### ESERCIZI
a - Riscrivi il tratto del brano sui non-luoghi che va da "Ognuno edifica come" fino a "lasciate morire lentamente.", sostituendo "cemento" con "calcestruzzo".
b - Elenca tutti gli spazi che il brano sui non-luoghi cita come esempi nella definizione di non-luogo introdotta da Marc Augé.

L’IRRESISTIBILE AVANZATA DEI NONLUOGHI

di Roberto PECCHIOLI

Viaggiare è concetto assai diverso dal fare turismo. Attiene alla categoria dell’osservazione di chi guarda oltre la meta, cerca di comprendere luoghi, persone, situazioni lungo l’itinerario, riflette su ciò che vede e nei limiti del possibile esprime un giudizio informato. Chi si metta in viaggio in Italia animato da spirito di conoscenza, vive due sentimenti prevalenti: la presa d’atto dell’avanzata irresistibile della bruttezza e l’enorme quantità di non-luoghi che incontra nel cammino. Non sappiamo come il principe Myshkin di Fedor Dostoevskij immaginasse la bellezza salvatrice del mondo, ma certo la bruttezza da cui siamo circondati contribuisce grandemente a peggiorarlo, a partire da attitudini e comportamenti dell’uomo medio. La grande bruttezza sradica, abitua al peggio, diseduca, fa guardare verso il basso, mette a tacere lo spirito. Dissecca l’anima.

La perdita di senso, l’assenza di identità personale e collettiva è perfettamente simboleggiata dal concetto di non-luogo. Il termine fu introdotto nel 1992 dall’antropologo e pensatore francese Marc Augé per designare gli spazi e i siti anonimi, privi di storia, staccati da qualunque tradizione, dovunque uguali a se stessi, stazioni, aeroporti, centri commerciali, autogrill, svincoli stradali, accomunati da uno schiacciante anonimato sino alla disumanizzazione, una soffocante riproduzione in serie disegnata da un architetto collettivo all’unico scopo di essere utilizzati, attraversati, fruiti e consumati da folle anonime eterodirette.

La sensazione è di essere circondati dai non-luoghi, e che essi stiano avanzando in maniera travolgente, trasformandosi nel principale elemento del panorama. Crescono in maniera informe, metastasi, rizomi che si gonfiano e tracimano da ogni lato. Nuovi non-luoghi sono i chilometri di strade che circondano quasi tutti i centri urbani. Sino a qualche decennio fa, c’erano campi, orti, case rurali, ville e rare attività industriali, oggi è un continuum di centri commerciali e capannoni industriali, non di rado svuotati dalla crisi industriale, intervallati da zone di abitazione che non ci sentiamo di definire residenziali, non quartieri o contrade, ma macchie, dormitori senz’anima. Le costruzioni sono prive di qualsiasi bellezza o ornamento, portando alle estreme conseguenze la pessima lezione viennese di Adolf Loos, secondo cui l’architettura è diretta espressione della cultura dei popoli, pervasa dal bisogno morale di eliminare ogni ornamento di stile, che rappresenta la mancanza del passato, la rottura definitiva con “prima”.

Ognuno edifica come gli aggrada: di qui la prevalenza del parallelepipedo e del cubo, ma anche trapezi, rombi, losanghe, il grigio del cemento a unificare, intristendolo, il paesaggio cromatico. Per contrasto, spiccano i colori abbaglianti e la grafica aggressiva di insegne e luci, destinate all’attenzione dell’ex viandante, ora consumatore e turista, con prevalenza di denominazioni in un inglese elementare, omaggio alla globalizzazione che impone l’identico, spacciato per internazionalità, cosmopolitismo avanzato contrapposto al vecchio che scompare. In realtà, più che sparire, le vestigia del passato, testimoni sgraditi dell’odiernità trionfante, vengono inghiottite, fuse per incorporazione forzata, oppure lasciate morire lentamente.

### VOCI FORNITE
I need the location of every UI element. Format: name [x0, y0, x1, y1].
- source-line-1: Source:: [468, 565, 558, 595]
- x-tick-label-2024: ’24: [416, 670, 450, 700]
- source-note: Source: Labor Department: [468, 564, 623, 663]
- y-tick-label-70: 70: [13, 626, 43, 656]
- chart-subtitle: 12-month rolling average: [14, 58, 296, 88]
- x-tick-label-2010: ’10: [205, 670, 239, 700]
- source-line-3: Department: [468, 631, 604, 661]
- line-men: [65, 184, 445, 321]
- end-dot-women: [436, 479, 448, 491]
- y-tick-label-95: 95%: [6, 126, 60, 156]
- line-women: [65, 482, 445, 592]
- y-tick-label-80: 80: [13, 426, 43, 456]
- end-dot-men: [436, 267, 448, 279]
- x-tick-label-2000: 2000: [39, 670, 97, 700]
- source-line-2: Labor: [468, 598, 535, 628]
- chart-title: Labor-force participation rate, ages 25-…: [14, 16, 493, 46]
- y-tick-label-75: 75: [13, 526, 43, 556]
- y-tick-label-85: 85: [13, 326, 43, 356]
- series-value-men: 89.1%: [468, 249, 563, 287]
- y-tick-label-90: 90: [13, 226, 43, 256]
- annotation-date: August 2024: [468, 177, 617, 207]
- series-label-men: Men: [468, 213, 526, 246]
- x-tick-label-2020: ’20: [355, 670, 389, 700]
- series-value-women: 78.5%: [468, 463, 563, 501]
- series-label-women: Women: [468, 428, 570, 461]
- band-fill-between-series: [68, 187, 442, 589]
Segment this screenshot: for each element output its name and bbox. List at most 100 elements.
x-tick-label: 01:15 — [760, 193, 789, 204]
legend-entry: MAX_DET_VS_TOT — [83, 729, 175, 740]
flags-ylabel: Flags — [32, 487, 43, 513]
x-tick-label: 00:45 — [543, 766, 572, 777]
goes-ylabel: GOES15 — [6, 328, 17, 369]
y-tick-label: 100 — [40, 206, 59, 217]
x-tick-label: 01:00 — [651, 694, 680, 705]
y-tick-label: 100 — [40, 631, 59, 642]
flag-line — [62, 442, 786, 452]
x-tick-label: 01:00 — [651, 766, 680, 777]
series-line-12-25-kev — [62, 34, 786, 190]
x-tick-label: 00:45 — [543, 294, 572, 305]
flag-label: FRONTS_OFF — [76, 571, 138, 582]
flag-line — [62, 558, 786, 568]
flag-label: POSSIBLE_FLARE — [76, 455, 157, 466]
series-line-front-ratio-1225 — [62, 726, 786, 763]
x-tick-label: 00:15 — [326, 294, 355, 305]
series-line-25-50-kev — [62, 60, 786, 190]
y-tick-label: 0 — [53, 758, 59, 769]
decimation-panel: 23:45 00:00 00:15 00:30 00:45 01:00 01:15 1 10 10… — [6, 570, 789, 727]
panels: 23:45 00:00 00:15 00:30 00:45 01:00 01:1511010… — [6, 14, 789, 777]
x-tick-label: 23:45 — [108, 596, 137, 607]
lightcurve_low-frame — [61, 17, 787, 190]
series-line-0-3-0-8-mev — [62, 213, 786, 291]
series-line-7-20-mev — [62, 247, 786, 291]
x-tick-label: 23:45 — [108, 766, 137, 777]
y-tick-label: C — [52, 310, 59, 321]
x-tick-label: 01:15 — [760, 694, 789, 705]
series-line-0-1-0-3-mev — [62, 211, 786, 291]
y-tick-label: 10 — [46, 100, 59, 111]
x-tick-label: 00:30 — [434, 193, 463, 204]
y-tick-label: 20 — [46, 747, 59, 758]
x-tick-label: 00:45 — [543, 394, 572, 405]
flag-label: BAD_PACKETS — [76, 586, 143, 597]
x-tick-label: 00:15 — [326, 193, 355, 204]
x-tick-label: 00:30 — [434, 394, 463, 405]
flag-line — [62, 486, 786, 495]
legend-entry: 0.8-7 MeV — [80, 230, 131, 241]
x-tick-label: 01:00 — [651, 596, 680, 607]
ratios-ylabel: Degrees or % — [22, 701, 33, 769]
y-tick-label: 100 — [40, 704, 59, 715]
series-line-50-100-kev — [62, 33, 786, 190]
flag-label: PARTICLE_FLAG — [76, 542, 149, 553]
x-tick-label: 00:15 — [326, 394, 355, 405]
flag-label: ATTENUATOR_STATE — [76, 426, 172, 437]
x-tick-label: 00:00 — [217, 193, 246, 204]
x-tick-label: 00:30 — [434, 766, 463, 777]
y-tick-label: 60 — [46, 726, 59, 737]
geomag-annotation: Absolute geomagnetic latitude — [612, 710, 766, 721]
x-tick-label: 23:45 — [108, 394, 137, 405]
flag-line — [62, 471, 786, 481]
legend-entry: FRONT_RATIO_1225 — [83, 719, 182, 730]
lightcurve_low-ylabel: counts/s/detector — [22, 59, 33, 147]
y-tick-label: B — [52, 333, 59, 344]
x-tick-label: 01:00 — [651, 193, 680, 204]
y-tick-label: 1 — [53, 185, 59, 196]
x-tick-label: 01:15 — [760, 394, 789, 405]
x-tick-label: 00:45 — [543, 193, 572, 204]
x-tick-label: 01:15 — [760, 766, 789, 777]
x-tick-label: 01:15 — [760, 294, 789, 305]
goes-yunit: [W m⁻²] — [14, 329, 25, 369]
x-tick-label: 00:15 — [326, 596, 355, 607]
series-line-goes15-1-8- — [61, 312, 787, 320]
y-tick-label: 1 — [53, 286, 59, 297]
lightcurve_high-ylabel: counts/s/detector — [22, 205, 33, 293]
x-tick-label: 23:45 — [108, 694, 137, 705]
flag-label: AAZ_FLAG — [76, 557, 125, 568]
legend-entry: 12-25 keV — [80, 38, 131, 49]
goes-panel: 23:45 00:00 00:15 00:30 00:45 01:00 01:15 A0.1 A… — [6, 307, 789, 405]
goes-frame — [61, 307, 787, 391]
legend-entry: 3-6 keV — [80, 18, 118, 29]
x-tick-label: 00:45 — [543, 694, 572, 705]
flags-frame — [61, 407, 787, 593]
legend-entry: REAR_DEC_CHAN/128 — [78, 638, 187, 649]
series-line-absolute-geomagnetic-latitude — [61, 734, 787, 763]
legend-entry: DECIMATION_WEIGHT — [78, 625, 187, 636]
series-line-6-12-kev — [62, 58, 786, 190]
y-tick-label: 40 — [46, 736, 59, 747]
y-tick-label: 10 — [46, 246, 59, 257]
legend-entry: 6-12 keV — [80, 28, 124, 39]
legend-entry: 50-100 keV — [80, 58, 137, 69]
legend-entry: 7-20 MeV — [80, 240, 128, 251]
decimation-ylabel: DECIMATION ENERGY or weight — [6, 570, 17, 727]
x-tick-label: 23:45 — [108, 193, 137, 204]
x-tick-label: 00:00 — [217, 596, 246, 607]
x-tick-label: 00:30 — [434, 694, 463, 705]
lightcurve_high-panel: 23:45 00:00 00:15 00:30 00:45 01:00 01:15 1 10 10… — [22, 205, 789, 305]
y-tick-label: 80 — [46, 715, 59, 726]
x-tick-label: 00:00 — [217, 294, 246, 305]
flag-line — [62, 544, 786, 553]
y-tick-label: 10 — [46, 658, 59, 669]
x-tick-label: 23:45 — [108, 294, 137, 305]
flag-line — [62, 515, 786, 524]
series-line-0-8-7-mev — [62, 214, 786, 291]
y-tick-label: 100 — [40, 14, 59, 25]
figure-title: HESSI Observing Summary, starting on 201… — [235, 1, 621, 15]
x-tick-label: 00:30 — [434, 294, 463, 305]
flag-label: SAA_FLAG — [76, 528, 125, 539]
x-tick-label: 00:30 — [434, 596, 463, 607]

### RISPOSTE AGLI ESERCIZI
a -
Ognuno edifica come gli aggrada: di qui la prevalenza del parallelepipedo e del cubo, ma anche trapezi, rombi, losanghe, il grigio del calcestruzzo a unificare, intristendolo, il paesaggio cromatico. Per contrasto, spiccano i colori abbaglianti e la grafica aggressiva di insegne e luci, destinate all’attenzione dell’ex viandante, ora consumatore e turista, con prevalenza di denominazioni in un inglese elementare, omaggio alla globalizzazione che impone l’identico, spacciato per internazionalità, cosmopolitismo avanzato contrapposto al vecchio che scompare. In realtà, più che sparire, le vestigia del passato, testimoni sgraditi dell’odiernità trionfante, vengono inghiottite, fuse per incorporazione forzata, oppure lasciate morire lentamente.

b - stazioni, aeroporti, centri commerciali, autogrill, svincoli stradali